> _GIVEN TASK_: Can you copy out the rows from the one containing "Find all labels, buttons, inputs, and" down to the one containing "Text: 2.80: 2.80 [918, 165, 946, 178]", substituting "RoundedBox" for every "FancyBboxPatch" and leaving everything else unchanged?

[Begin MATERIAL PROVIDED]

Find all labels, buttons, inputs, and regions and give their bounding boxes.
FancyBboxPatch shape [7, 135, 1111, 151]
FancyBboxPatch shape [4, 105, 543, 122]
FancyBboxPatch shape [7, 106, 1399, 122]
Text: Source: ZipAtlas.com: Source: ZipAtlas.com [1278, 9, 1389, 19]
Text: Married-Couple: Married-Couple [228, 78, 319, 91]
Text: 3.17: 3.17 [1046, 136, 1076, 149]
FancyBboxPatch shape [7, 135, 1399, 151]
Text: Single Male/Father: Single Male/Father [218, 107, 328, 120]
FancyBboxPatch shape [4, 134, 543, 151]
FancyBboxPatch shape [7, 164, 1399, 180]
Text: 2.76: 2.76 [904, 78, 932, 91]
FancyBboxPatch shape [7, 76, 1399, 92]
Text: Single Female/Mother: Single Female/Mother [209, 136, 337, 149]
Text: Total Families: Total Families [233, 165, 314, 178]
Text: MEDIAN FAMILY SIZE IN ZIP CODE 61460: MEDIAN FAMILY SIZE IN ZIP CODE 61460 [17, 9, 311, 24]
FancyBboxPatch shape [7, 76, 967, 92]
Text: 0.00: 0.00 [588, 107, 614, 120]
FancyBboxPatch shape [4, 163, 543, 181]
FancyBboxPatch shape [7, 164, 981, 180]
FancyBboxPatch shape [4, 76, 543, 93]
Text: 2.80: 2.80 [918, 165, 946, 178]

[End MATERIAL PROVIDED]
[Begin MATERIAL PROVIDED]

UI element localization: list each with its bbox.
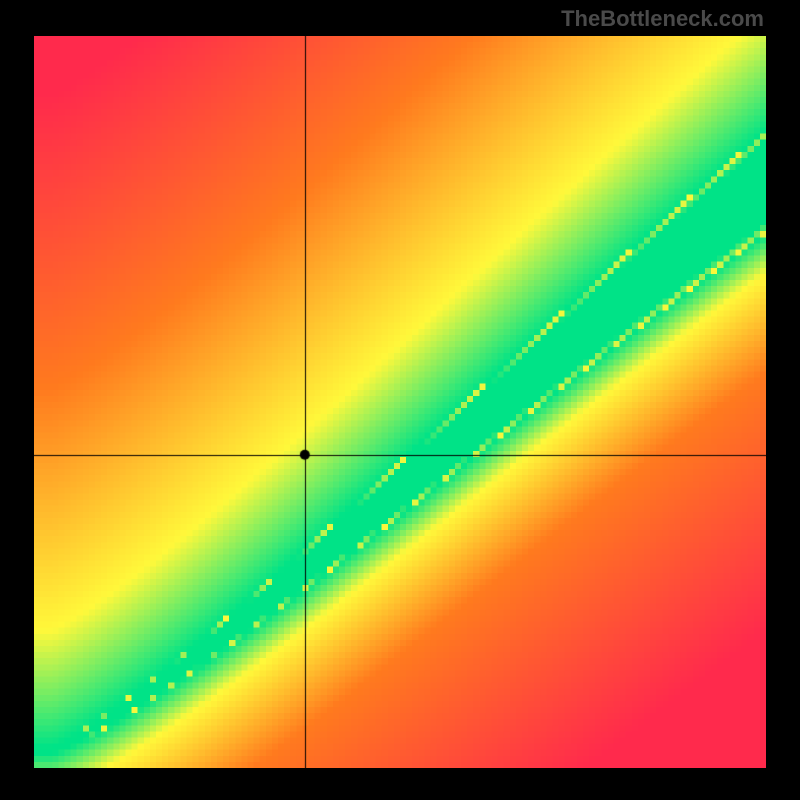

[End MATERIAL PROVIDED]

> _ANSWER BELOW_:
Find all labels, buttons, inputs, and regions and give their bounding boxes.
RoundedBox shape [7, 135, 1111, 151]
RoundedBox shape [4, 105, 543, 122]
RoundedBox shape [7, 106, 1399, 122]
Text: Source: ZipAtlas.com: Source: ZipAtlas.com [1278, 9, 1389, 19]
Text: Married-Couple: Married-Couple [228, 78, 319, 91]
Text: 3.17: 3.17 [1046, 136, 1076, 149]
RoundedBox shape [7, 135, 1399, 151]
Text: Single Male/Father: Single Male/Father [218, 107, 328, 120]
RoundedBox shape [4, 134, 543, 151]
RoundedBox shape [7, 164, 1399, 180]
Text: 2.76: 2.76 [904, 78, 932, 91]
RoundedBox shape [7, 76, 1399, 92]
Text: Single Female/Mother: Single Female/Mother [209, 136, 337, 149]
Text: Total Families: Total Families [233, 165, 314, 178]
Text: MEDIAN FAMILY SIZE IN ZIP CODE 61460: MEDIAN FAMILY SIZE IN ZIP CODE 61460 [17, 9, 311, 24]
RoundedBox shape [7, 76, 967, 92]
Text: 0.00: 0.00 [588, 107, 614, 120]
RoundedBox shape [4, 163, 543, 181]
RoundedBox shape [7, 164, 981, 180]
RoundedBox shape [4, 76, 543, 93]
Text: 2.80: 2.80 [918, 165, 946, 178]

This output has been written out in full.